• [EXERCISE]:
Write out the listing below in full and exactly, leaving out every picture.

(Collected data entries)
···
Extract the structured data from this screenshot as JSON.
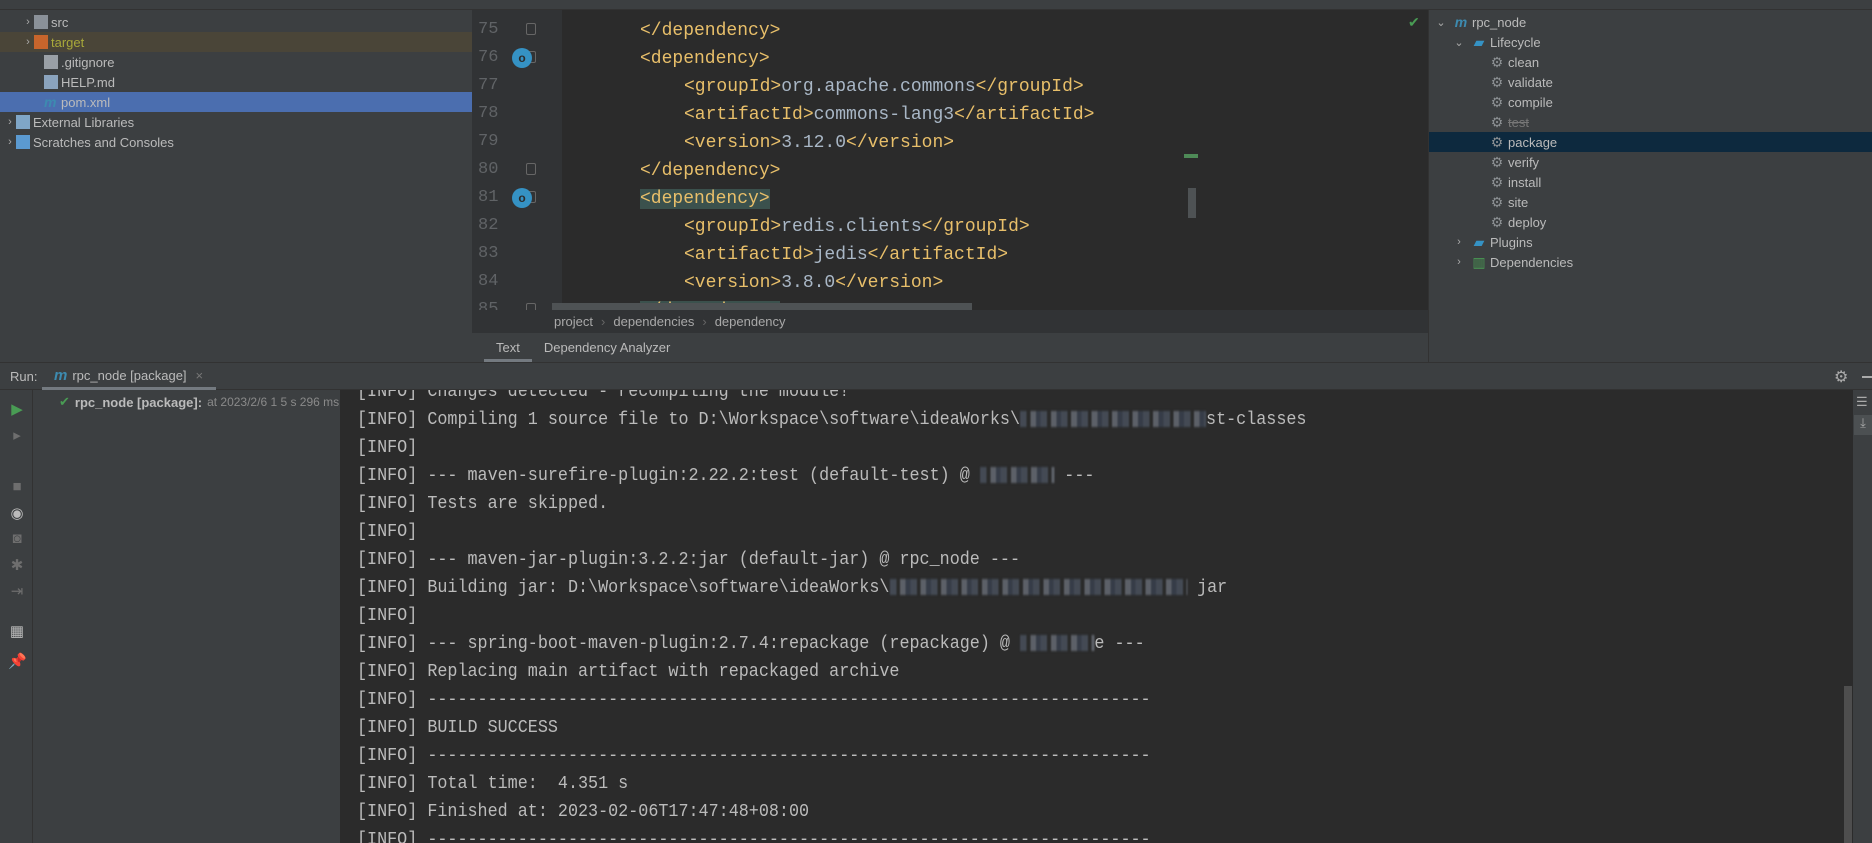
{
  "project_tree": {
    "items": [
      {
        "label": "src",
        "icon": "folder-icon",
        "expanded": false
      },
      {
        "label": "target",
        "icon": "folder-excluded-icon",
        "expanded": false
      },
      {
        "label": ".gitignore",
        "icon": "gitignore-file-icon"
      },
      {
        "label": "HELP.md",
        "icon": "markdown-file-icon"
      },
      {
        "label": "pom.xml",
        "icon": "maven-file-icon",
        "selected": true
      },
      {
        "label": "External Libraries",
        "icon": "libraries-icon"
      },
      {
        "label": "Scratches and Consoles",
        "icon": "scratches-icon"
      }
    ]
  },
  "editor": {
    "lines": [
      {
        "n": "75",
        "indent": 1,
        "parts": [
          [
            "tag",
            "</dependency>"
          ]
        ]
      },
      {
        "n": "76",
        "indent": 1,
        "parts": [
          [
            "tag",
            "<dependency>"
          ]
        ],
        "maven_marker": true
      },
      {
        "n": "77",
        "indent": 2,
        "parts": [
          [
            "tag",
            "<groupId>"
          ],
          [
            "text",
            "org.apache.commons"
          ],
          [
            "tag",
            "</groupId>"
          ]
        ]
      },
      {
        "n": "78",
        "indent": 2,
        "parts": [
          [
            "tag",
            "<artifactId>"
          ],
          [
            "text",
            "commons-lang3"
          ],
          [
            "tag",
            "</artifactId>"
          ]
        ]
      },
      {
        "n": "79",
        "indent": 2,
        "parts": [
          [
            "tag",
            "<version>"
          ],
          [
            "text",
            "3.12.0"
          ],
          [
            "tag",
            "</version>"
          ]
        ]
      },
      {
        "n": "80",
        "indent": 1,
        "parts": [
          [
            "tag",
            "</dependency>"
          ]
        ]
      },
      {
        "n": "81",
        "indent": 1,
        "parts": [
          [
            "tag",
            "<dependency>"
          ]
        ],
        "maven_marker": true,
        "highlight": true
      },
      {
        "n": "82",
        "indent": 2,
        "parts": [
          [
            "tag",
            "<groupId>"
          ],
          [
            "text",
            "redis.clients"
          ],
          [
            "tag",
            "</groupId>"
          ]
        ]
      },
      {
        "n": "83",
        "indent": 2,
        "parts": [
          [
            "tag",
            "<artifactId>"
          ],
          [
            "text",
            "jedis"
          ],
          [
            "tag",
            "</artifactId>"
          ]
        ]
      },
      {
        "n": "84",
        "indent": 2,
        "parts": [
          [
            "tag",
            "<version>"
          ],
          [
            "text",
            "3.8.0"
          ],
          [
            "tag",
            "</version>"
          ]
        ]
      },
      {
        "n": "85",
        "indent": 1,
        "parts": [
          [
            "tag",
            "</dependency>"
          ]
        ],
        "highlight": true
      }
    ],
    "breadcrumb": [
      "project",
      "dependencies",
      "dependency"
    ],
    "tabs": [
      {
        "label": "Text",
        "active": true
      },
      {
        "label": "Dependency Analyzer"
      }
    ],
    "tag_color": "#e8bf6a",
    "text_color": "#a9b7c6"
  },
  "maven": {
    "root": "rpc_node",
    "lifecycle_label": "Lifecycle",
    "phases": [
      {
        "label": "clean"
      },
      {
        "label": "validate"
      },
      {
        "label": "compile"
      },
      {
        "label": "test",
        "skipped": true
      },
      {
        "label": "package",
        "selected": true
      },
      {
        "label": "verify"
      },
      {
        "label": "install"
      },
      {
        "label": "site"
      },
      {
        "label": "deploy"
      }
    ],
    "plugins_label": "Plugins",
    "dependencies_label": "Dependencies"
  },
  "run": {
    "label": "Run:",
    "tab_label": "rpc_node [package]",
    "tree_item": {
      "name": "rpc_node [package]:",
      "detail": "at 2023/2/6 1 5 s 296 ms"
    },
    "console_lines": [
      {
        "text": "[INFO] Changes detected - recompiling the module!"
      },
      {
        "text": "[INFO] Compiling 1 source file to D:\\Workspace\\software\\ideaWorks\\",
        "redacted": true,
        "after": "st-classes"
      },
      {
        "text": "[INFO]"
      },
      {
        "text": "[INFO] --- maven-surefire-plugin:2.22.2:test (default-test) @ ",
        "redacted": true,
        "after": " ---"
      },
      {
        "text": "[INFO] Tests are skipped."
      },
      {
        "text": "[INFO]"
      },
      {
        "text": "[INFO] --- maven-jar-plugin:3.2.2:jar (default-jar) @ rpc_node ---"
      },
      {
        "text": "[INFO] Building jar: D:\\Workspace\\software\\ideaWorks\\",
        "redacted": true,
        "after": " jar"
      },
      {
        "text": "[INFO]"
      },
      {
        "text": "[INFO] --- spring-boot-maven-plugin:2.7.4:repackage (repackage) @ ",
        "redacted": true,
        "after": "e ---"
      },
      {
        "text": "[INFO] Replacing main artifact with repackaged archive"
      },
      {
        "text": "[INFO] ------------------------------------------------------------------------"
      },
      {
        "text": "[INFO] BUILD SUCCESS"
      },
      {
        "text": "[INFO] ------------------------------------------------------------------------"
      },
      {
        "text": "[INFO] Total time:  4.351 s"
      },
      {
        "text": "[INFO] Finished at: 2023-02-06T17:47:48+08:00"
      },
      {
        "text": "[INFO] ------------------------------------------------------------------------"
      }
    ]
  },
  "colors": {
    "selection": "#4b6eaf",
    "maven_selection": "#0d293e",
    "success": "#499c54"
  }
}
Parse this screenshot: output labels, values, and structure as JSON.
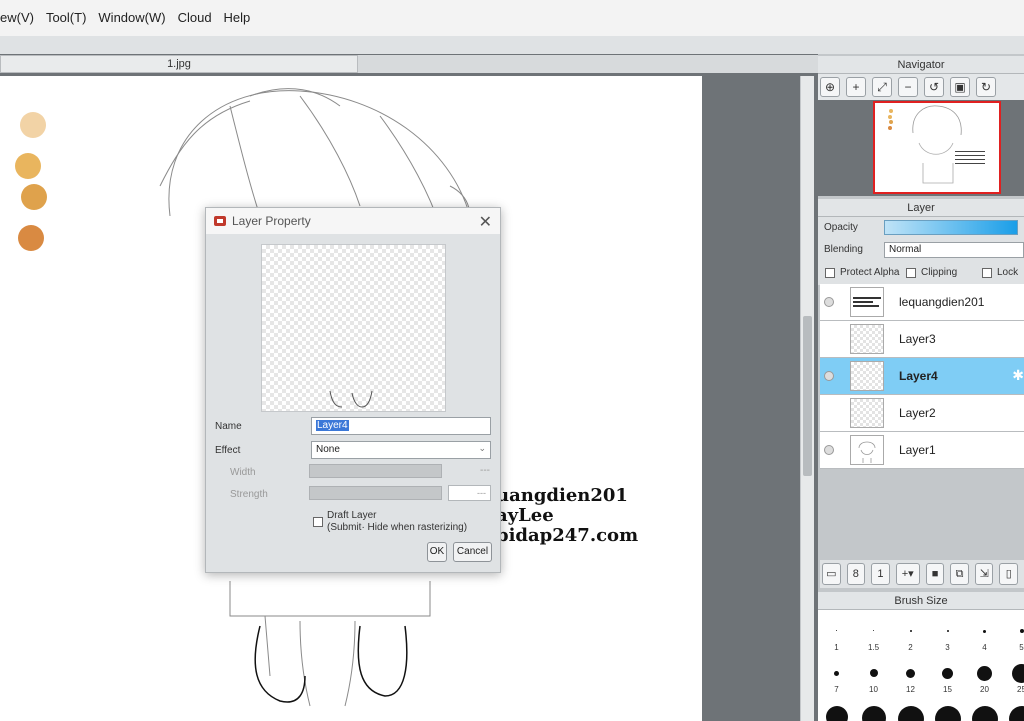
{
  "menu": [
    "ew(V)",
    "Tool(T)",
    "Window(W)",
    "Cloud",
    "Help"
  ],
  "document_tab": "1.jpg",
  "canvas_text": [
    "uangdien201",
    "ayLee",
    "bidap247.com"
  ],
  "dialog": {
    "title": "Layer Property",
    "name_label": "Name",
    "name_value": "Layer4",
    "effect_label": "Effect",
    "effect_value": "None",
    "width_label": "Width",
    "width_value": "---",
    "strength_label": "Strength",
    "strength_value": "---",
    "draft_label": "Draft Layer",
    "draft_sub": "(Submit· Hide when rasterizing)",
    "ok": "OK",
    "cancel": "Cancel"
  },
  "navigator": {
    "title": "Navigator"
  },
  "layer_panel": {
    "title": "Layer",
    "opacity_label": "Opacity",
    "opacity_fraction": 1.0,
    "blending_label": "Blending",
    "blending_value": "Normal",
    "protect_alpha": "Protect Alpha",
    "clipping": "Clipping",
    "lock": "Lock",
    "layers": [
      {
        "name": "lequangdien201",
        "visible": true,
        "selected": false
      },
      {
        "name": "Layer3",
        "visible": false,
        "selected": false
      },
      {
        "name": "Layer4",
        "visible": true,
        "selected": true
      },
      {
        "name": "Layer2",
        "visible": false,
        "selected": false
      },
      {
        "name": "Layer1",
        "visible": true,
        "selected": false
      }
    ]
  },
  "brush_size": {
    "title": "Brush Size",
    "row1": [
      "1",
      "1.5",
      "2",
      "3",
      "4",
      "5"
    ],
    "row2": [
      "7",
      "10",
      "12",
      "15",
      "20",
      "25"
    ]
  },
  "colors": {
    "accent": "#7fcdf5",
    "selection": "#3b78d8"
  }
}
···
• [FULL RESPONSE]:
Extract the structured data from this screenshot as JSON.
{
  "project_tree": {
    "items": [
      {
        "label": "src",
        "icon": "folder-icon",
        "expanded": false
      },
      {
        "label": "target",
        "icon": "folder-excluded-icon",
        "expanded": false
      },
      {
        "label": ".gitignore",
        "icon": "gitignore-file-icon"
      },
      {
        "label": "HELP.md",
        "icon": "markdown-file-icon"
      },
      {
        "label": "pom.xml",
        "icon": "maven-file-icon",
        "selected": true
      },
      {
        "label": "External Libraries",
        "icon": "libraries-icon"
      },
      {
        "label": "Scratches and Consoles",
        "icon": "scratches-icon"
      }
    ]
  },
  "editor": {
    "lines": [
      {
        "n": "75",
        "indent": 1,
        "parts": [
          [
            "tag",
            "</dependency>"
          ]
        ]
      },
      {
        "n": "76",
        "indent": 1,
        "parts": [
          [
            "tag",
            "<dependency>"
          ]
        ],
        "maven_marker": true
      },
      {
        "n": "77",
        "indent": 2,
        "parts": [
          [
            "tag",
            "<groupId>"
          ],
          [
            "text",
            "org.apache.commons"
          ],
          [
            "tag",
            "</groupId>"
          ]
        ]
      },
      {
        "n": "78",
        "indent": 2,
        "parts": [
          [
            "tag",
            "<artifactId>"
          ],
          [
            "text",
            "commons-lang3"
          ],
          [
            "tag",
            "</artifactId>"
          ]
        ]
      },
      {
        "n": "79",
        "indent": 2,
        "parts": [
          [
            "tag",
            "<version>"
          ],
          [
            "text",
            "3.12.0"
          ],
          [
            "tag",
            "</version>"
          ]
        ]
      },
      {
        "n": "80",
        "indent": 1,
        "parts": [
          [
            "tag",
            "</dependency>"
          ]
        ]
      },
      {
        "n": "81",
        "indent": 1,
        "parts": [
          [
            "tag",
            "<dependency>"
          ]
        ],
        "maven_marker": true,
        "highlight": true
      },
      {
        "n": "82",
        "indent": 2,
        "parts": [
          [
            "tag",
            "<groupId>"
          ],
          [
            "text",
            "redis.clients"
          ],
          [
            "tag",
            "</groupId>"
          ]
        ]
      },
      {
        "n": "83",
        "indent": 2,
        "parts": [
          [
            "tag",
            "<artifactId>"
          ],
          [
            "text",
            "jedis"
          ],
          [
            "tag",
            "</artifactId>"
          ]
        ]
      },
      {
        "n": "84",
        "indent": 2,
        "parts": [
          [
            "tag",
            "<version>"
          ],
          [
            "text",
            "3.8.0"
          ],
          [
            "tag",
            "</version>"
          ]
        ]
      },
      {
        "n": "85",
        "indent": 1,
        "parts": [
          [
            "tag",
            "</dependency>"
          ]
        ],
        "highlight": true
      }
    ],
    "breadcrumb": [
      "project",
      "dependencies",
      "dependency"
    ],
    "tabs": [
      {
        "label": "Text",
        "active": true
      },
      {
        "label": "Dependency Analyzer"
      }
    ],
    "tag_color": "#e8bf6a",
    "text_color": "#a9b7c6"
  },
  "maven": {
    "root": "rpc_node",
    "lifecycle_label": "Lifecycle",
    "phases": [
      {
        "label": "clean"
      },
      {
        "label": "validate"
      },
      {
        "label": "compile"
      },
      {
        "label": "test",
        "skipped": true
      },
      {
        "label": "package",
        "selected": true
      },
      {
        "label": "verify"
      },
      {
        "label": "install"
      },
      {
        "label": "site"
      },
      {
        "label": "deploy"
      }
    ],
    "plugins_label": "Plugins",
    "dependencies_label": "Dependencies"
  },
  "run": {
    "label": "Run:",
    "tab_label": "rpc_node [package]",
    "tree_item": {
      "name": "rpc_node [package]:",
      "detail": "at 2023/2/6 1 5 s 296 ms"
    },
    "console_lines": [
      {
        "text": "[INFO] Changes detected - recompiling the module!"
      },
      {
        "text": "[INFO] Compiling 1 source file to D:\\Workspace\\software\\ideaWorks\\",
        "redacted": true,
        "after": "st-classes"
      },
      {
        "text": "[INFO]"
      },
      {
        "text": "[INFO] --- maven-surefire-plugin:2.22.2:test (default-test) @ ",
        "redacted": true,
        "after": " ---"
      },
      {
        "text": "[INFO] Tests are skipped."
      },
      {
        "text": "[INFO]"
      },
      {
        "text": "[INFO] --- maven-jar-plugin:3.2.2:jar (default-jar) @ rpc_node ---"
      },
      {
        "text": "[INFO] Building jar: D:\\Workspace\\software\\ideaWorks\\",
        "redacted": true,
        "after": " jar"
      },
      {
        "text": "[INFO]"
      },
      {
        "text": "[INFO] --- spring-boot-maven-plugin:2.7.4:repackage (repackage) @ ",
        "redacted": true,
        "after": "e ---"
      },
      {
        "text": "[INFO] Replacing main artifact with repackaged archive"
      },
      {
        "text": "[INFO] ------------------------------------------------------------------------"
      },
      {
        "text": "[INFO] BUILD SUCCESS"
      },
      {
        "text": "[INFO] ------------------------------------------------------------------------"
      },
      {
        "text": "[INFO] Total time:  4.351 s"
      },
      {
        "text": "[INFO] Finished at: 2023-02-06T17:47:48+08:00"
      },
      {
        "text": "[INFO] ------------------------------------------------------------------------"
      }
    ]
  },
  "colors": {
    "selection": "#4b6eaf",
    "maven_selection": "#0d293e",
    "success": "#499c54"
  }
}
Parse this screenshot: output labels, values, and structure as JSON.
{
  "menu": [
    "ew(V)",
    "Tool(T)",
    "Window(W)",
    "Cloud",
    "Help"
  ],
  "document_tab": "1.jpg",
  "canvas_text": [
    "uangdien201",
    "ayLee",
    "bidap247.com"
  ],
  "dialog": {
    "title": "Layer Property",
    "name_label": "Name",
    "name_value": "Layer4",
    "effect_label": "Effect",
    "effect_value": "None",
    "width_label": "Width",
    "width_value": "---",
    "strength_label": "Strength",
    "strength_value": "---",
    "draft_label": "Draft Layer",
    "draft_sub": "(Submit· Hide when rasterizing)",
    "ok": "OK",
    "cancel": "Cancel"
  },
  "navigator": {
    "title": "Navigator"
  },
  "layer_panel": {
    "title": "Layer",
    "opacity_label": "Opacity",
    "opacity_fraction": 1.0,
    "blending_label": "Blending",
    "blending_value": "Normal",
    "protect_alpha": "Protect Alpha",
    "clipping": "Clipping",
    "lock": "Lock",
    "layers": [
      {
        "name": "lequangdien201",
        "visible": true,
        "selected": false
      },
      {
        "name": "Layer3",
        "visible": false,
        "selected": false
      },
      {
        "name": "Layer4",
        "visible": true,
        "selected": true
      },
      {
        "name": "Layer2",
        "visible": false,
        "selected": false
      },
      {
        "name": "Layer1",
        "visible": true,
        "selected": false
      }
    ]
  },
  "brush_size": {
    "title": "Brush Size",
    "row1": [
      "1",
      "1.5",
      "2",
      "3",
      "4",
      "5"
    ],
    "row2": [
      "7",
      "10",
      "12",
      "15",
      "20",
      "25"
    ]
  },
  "colors": {
    "accent": "#7fcdf5",
    "selection": "#3b78d8"
  }
}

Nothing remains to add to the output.